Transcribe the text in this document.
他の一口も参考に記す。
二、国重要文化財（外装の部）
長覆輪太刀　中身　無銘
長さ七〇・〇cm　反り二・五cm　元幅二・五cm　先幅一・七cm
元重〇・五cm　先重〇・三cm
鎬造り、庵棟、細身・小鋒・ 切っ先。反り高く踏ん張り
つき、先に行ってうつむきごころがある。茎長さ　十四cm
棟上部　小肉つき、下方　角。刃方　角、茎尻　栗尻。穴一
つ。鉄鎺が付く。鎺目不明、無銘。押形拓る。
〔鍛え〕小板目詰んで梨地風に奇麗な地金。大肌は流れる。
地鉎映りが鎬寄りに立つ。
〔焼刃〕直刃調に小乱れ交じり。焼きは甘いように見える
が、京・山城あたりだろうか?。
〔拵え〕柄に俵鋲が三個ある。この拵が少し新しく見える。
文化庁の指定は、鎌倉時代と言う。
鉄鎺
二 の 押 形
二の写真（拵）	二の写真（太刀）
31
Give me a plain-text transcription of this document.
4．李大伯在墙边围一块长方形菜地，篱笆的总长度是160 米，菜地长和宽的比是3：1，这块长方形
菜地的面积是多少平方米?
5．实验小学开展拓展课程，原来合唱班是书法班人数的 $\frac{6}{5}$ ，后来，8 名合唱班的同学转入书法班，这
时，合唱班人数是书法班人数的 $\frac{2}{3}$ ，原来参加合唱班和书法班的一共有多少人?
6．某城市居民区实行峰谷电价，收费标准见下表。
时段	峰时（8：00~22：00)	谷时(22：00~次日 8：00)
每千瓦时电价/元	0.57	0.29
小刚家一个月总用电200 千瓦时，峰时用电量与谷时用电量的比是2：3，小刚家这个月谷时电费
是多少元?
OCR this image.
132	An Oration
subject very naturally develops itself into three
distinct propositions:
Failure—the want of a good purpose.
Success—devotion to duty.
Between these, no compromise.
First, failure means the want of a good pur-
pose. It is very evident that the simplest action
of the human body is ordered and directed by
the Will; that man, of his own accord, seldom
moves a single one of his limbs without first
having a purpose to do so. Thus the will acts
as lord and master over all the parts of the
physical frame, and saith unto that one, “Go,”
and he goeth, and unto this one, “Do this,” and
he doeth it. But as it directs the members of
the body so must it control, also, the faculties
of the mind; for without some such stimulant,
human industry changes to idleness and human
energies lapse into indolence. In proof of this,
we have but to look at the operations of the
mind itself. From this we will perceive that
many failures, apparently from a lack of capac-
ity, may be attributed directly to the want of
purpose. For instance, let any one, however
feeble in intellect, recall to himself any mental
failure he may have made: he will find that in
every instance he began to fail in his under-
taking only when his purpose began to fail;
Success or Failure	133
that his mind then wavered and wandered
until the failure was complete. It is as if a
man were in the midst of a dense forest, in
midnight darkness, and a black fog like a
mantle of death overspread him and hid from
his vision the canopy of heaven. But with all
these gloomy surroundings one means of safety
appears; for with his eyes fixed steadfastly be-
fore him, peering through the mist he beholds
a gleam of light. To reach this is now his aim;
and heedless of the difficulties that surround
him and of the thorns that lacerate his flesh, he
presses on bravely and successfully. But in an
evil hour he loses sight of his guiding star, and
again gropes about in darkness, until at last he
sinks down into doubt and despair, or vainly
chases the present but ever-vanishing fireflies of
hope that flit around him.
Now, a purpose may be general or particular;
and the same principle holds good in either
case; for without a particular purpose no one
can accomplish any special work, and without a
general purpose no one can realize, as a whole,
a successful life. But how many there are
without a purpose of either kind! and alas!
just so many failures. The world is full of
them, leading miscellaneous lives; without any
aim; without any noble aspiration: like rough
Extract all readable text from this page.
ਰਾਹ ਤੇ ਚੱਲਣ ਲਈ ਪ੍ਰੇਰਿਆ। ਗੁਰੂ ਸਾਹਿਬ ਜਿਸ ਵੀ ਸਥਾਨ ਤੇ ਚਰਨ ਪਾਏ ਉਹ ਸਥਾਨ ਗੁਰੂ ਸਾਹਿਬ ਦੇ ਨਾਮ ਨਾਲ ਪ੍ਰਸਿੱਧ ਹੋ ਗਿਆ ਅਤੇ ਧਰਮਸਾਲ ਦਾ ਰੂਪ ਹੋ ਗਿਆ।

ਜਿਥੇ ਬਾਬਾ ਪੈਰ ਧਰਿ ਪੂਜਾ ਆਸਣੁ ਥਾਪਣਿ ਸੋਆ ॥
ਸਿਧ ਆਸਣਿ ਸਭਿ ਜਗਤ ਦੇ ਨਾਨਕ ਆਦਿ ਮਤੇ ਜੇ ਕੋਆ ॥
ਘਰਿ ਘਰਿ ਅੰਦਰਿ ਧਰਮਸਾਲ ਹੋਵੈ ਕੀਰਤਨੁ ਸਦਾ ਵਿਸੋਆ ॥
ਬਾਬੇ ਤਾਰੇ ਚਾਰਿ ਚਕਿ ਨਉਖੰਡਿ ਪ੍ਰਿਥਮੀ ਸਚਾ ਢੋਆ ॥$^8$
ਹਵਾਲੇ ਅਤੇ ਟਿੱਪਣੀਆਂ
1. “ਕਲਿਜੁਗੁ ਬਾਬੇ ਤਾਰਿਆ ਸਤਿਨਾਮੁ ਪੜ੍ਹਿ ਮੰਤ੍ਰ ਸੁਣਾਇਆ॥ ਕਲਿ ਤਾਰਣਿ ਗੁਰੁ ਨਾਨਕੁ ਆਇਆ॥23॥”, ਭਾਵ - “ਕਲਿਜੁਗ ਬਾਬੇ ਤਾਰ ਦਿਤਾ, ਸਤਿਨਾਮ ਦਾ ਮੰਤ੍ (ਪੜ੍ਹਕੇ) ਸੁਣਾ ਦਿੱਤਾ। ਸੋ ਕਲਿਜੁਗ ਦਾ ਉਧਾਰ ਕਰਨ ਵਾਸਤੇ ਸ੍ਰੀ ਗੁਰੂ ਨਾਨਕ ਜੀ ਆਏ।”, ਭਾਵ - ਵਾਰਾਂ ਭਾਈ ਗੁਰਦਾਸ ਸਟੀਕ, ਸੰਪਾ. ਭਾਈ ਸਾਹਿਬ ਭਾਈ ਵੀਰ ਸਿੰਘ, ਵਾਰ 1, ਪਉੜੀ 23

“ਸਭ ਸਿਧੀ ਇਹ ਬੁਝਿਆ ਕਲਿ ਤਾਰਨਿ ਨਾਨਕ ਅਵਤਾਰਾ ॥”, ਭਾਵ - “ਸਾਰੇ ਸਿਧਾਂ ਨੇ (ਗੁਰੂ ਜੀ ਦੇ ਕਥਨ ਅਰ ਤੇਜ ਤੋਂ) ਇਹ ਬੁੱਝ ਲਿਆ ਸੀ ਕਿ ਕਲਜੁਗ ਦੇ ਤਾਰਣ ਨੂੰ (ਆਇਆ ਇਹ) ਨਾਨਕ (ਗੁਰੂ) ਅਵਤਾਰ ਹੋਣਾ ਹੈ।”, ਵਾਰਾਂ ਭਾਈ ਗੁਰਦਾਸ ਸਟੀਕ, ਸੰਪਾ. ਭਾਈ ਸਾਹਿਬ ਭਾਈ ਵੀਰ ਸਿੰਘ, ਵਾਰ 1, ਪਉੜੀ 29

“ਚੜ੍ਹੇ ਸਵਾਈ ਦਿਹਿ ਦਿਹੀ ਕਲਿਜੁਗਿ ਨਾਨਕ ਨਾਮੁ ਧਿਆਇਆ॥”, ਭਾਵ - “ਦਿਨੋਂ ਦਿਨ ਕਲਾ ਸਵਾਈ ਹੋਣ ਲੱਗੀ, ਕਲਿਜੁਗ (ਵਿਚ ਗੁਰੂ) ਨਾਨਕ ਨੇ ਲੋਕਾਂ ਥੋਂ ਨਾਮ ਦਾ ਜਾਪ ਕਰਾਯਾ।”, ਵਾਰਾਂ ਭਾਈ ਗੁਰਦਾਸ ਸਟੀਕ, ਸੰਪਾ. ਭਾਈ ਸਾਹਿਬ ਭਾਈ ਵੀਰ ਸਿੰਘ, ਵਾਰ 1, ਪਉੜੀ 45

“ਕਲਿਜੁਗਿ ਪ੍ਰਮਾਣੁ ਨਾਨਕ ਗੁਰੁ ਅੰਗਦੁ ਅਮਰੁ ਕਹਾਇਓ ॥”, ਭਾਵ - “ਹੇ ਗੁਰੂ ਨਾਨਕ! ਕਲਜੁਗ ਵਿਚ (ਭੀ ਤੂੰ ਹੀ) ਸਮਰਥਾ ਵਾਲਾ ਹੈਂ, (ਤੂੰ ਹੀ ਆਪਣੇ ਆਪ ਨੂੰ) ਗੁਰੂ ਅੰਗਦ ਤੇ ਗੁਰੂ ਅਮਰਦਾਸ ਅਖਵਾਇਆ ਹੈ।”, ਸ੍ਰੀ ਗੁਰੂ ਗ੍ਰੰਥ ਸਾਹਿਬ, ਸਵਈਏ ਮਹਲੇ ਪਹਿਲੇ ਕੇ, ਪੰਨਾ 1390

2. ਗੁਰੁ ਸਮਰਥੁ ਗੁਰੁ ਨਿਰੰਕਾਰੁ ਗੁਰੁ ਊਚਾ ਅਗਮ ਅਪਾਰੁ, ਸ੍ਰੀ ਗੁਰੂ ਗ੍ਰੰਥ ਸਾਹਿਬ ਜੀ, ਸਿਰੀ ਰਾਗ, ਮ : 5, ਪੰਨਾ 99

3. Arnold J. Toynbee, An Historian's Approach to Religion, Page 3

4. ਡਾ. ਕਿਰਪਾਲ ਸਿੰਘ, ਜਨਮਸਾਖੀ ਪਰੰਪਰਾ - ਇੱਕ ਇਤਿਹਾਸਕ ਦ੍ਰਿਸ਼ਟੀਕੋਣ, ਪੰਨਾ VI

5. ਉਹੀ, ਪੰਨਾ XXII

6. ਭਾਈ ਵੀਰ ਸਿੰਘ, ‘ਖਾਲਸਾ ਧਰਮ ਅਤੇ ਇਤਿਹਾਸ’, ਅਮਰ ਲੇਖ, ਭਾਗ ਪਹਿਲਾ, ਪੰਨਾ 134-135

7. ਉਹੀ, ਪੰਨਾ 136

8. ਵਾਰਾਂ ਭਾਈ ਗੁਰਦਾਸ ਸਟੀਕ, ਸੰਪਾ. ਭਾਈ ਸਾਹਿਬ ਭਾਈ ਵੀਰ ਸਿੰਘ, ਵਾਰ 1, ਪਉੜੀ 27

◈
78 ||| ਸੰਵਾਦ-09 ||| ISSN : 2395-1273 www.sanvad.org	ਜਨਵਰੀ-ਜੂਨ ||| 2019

THE TASK - Reply with the number of lines in the data that include the string "either" and nothing else.

FULL SOLUTION - 2